Written instruction:
Each entry below is to be given again word for word, with no pictures.

* Begin Input records *

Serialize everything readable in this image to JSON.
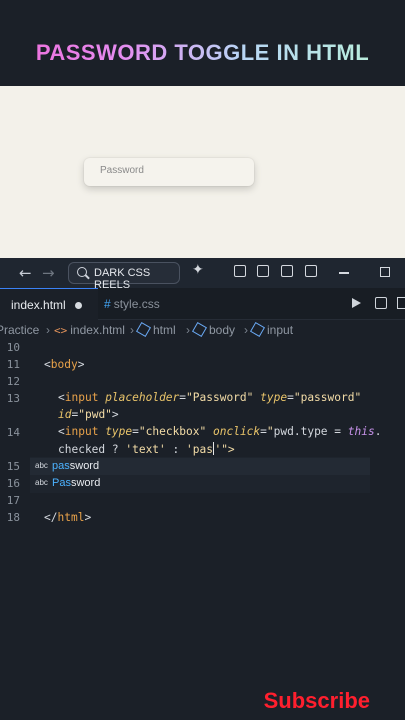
{
  "banner": {
    "title": "PASSWORD TOGGLE IN HTML"
  },
  "preview": {
    "input_placeholder": "Password"
  },
  "titlebar": {
    "back_icon": "arrow-left-icon",
    "forward_icon": "arrow-right-icon",
    "search_text": "DARK CSS REELS",
    "search_icon": "search-icon"
  },
  "tabs": [
    {
      "label": "index.html",
      "active": true,
      "modified": true
    },
    {
      "label": "style.css",
      "active": false,
      "prefix": "#"
    }
  ],
  "breadcrumb": {
    "items": [
      "Practice",
      "index.html",
      "html",
      "body",
      "input"
    ]
  },
  "editor": {
    "line_numbers": [
      "10",
      "11",
      "12",
      "13",
      "",
      "14",
      "",
      "15",
      "16",
      "17",
      "18"
    ],
    "lines": {
      "l11": {
        "open": "<",
        "name": "body",
        "close": ">"
      },
      "l13": {
        "open": "<",
        "tag": "input",
        "attr1": "placeholder",
        "eq1": "=",
        "val1": "\"Password\"",
        "attr2": "type",
        "eq2": "=",
        "val2": "\"password\"",
        "attr3": "id",
        "eq3": "=",
        "val3": "\"pwd\"",
        "close": ">"
      },
      "l14": {
        "open": "<",
        "tag": "input",
        "attr1": "type",
        "eq1": "=",
        "val1": "\"checkbox\"",
        "attr2": "onclick",
        "eq2": "=",
        "q": "\"",
        "js1": "pwd.type = ",
        "kw": "this",
        "js2": ".",
        "js3": "checked ? ",
        "s1": "'text'",
        "js4": " : ",
        "s2": "'pas",
        "s3": "'\">"
      },
      "l18": {
        "open": "</",
        "name": "html",
        "close": ">"
      }
    }
  },
  "suggest": {
    "items": [
      {
        "kind": "abc",
        "match": "pas",
        "rest": "sword",
        "selected": true
      },
      {
        "kind": "abc",
        "match": "Pas",
        "rest": "sword",
        "selected": false
      }
    ]
  },
  "overlay": {
    "subscribe": "Subscribe"
  },
  "colors": {
    "accent_blue": "#3b82f6",
    "subscribe_red": "#ff1f2e",
    "preview_bg": "#f3f1ea"
  }
}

* End Input records *

Answer to this problem:
Serialize everything readable in this image to JSON.
{
  "banner": {
    "title": "PASSWORD TOGGLE IN HTML"
  },
  "preview": {
    "input_placeholder": "Password"
  },
  "titlebar": {
    "back_icon": "arrow-left-icon",
    "forward_icon": "arrow-right-icon",
    "search_text": "DARK CSS REELS",
    "search_icon": "search-icon"
  },
  "tabs": [
    {
      "label": "index.html",
      "active": true,
      "modified": true
    },
    {
      "label": "style.css",
      "active": false,
      "prefix": "#"
    }
  ],
  "breadcrumb": {
    "items": [
      "Practice",
      "index.html",
      "html",
      "body",
      "input"
    ]
  },
  "editor": {
    "line_numbers": [
      "10",
      "11",
      "12",
      "13",
      "",
      "14",
      "",
      "15",
      "16",
      "17",
      "18"
    ],
    "lines": {
      "l11": {
        "open": "<",
        "name": "body",
        "close": ">"
      },
      "l13": {
        "open": "<",
        "tag": "input",
        "attr1": "placeholder",
        "eq1": "=",
        "val1": "\"Password\"",
        "attr2": "type",
        "eq2": "=",
        "val2": "\"password\"",
        "attr3": "id",
        "eq3": "=",
        "val3": "\"pwd\"",
        "close": ">"
      },
      "l14": {
        "open": "<",
        "tag": "input",
        "attr1": "type",
        "eq1": "=",
        "val1": "\"checkbox\"",
        "attr2": "onclick",
        "eq2": "=",
        "q": "\"",
        "js1": "pwd.type = ",
        "kw": "this",
        "js2": ".",
        "js3": "checked ? ",
        "s1": "'text'",
        "js4": " : ",
        "s2": "'pas",
        "s3": "'\">"
      },
      "l18": {
        "open": "</",
        "name": "html",
        "close": ">"
      }
    }
  },
  "suggest": {
    "items": [
      {
        "kind": "abc",
        "match": "pas",
        "rest": "sword",
        "selected": true
      },
      {
        "kind": "abc",
        "match": "Pas",
        "rest": "sword",
        "selected": false
      }
    ]
  },
  "overlay": {
    "subscribe": "Subscribe"
  },
  "colors": {
    "accent_blue": "#3b82f6",
    "subscribe_red": "#ff1f2e",
    "preview_bg": "#f3f1ea"
  }
}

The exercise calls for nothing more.